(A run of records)
[BEGIN]
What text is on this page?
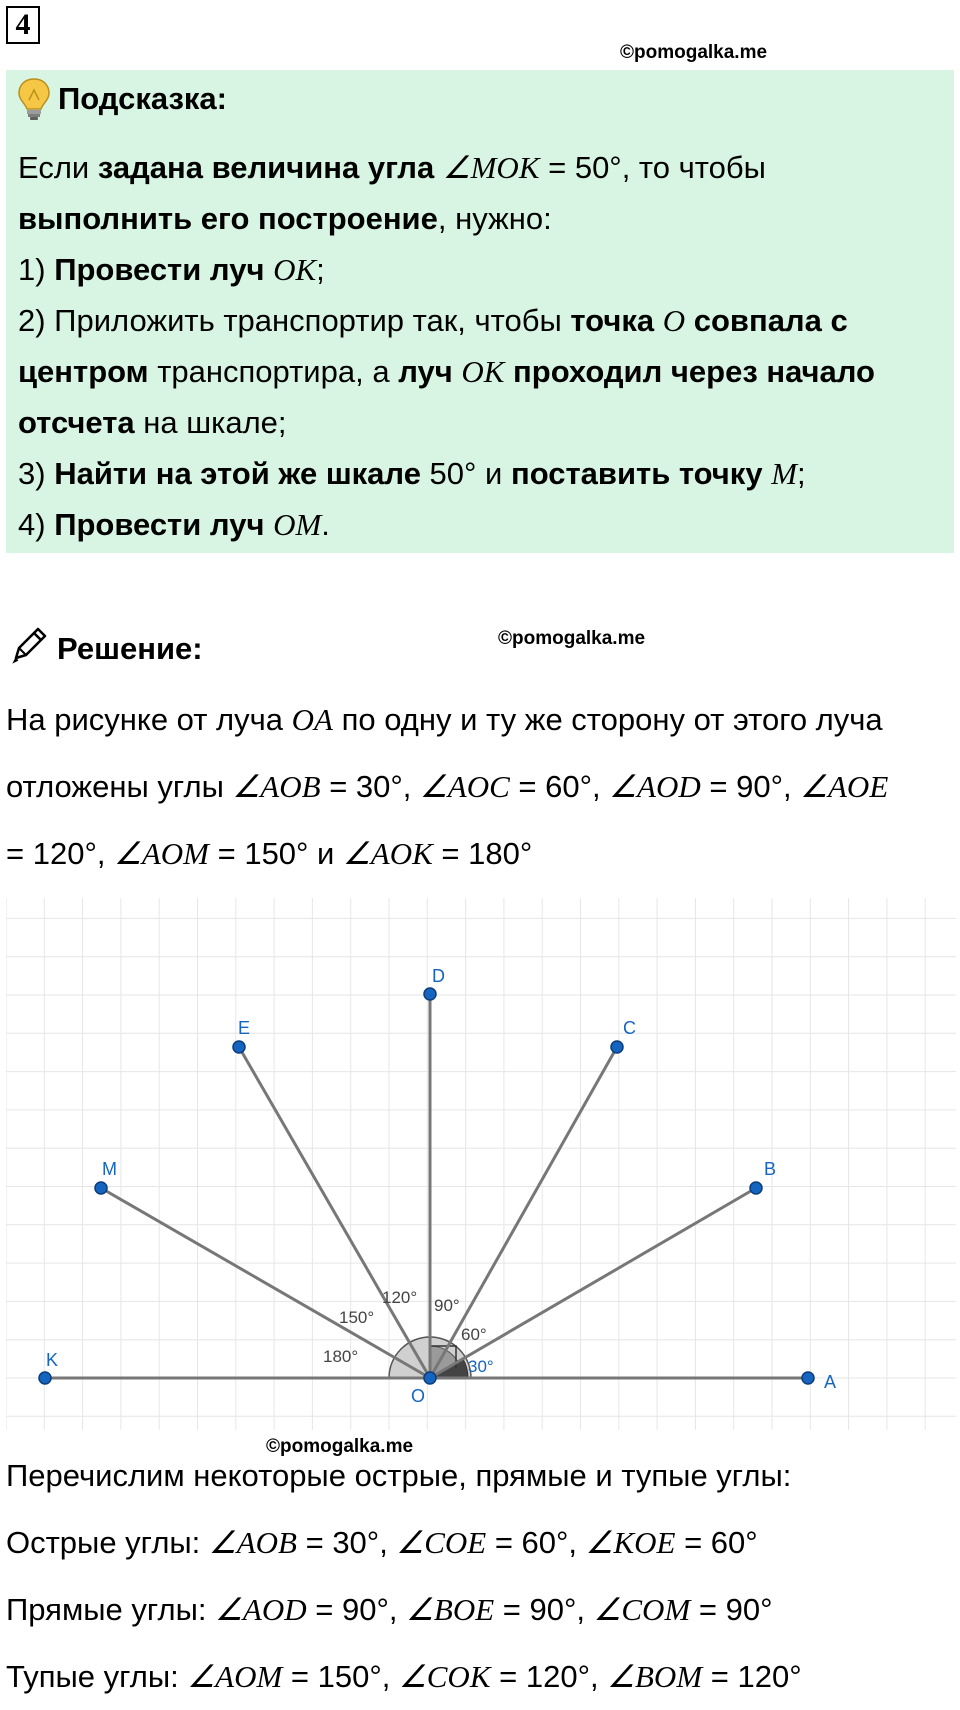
4
©pomogalka.me
Подсказка:
Если задана величина угла ∠MOK = 50°, то чтобы
выполнить его построение, нужно:
1) Провести луч OK;
2) Приложить транспортир так, чтобы точка O совпала с
центром транспортира, а луч OK проходил через начало
отсчета на шкале;
3) Найти на этой же шкале 50° и поставить точку M;
4) Провести луч OM.
Решение:	©pomogalka.me
На рисунке от луча OA по одну и ту же сторону от этого луча
отложены углы ∠AOB = 30°, ∠AOC = 60°, ∠AOD = 90°, ∠AOE
= 120°, ∠AOM = 150° и ∠AOK = 180°
A
B
C
D
E
M
K
O
30°
60°
90°
120°
150°
180°
©pomogalka.me
Перечислим некоторые острые, прямые и тупые углы:
Острые углы: ∠AOB = 30°, ∠COE = 60°, ∠KOE = 60°
Прямые углы: ∠AOD = 90°, ∠BOE = 90°, ∠COM = 90°
Тупые углы: ∠AOM = 150°, ∠COK = 120°, ∠BOM = 120°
[END]
» WRITTEN INSTRUCTION:
Quote the entries above word for word. Leave the images out.

» EXERCISE OUTPUT:
What text is on this page?
4
©pomogalka.me
Подсказка:
Если задана величина угла ∠MOK = 50°, то чтобы
выполнить его построение, нужно:
1) Провести луч OK;
2) Приложить транспортир так, чтобы точка O совпала с
центром транспортира, а луч OK проходил через начало
отсчета на шкале;
3) Найти на этой же шкале 50° и поставить точку M;
4) Провести луч OM.
Решение:	©pomogalka.me
На рисунке от луча OA по одну и ту же сторону от этого луча
отложены углы ∠AOB = 30°, ∠AOC = 60°, ∠AOD = 90°, ∠AOE
= 120°, ∠AOM = 150° и ∠AOK = 180°
A
B
C
D
E
M
K
O
30°
60°
90°
120°
150°
180°
©pomogalka.me
Перечислим некоторые острые, прямые и тупые углы:
Острые углы: ∠AOB = 30°, ∠COE = 60°, ∠KOE = 60°
Прямые углы: ∠AOD = 90°, ∠BOE = 90°, ∠COM = 90°
Тупые углы: ∠AOM = 150°, ∠COK = 120°, ∠BOM = 120°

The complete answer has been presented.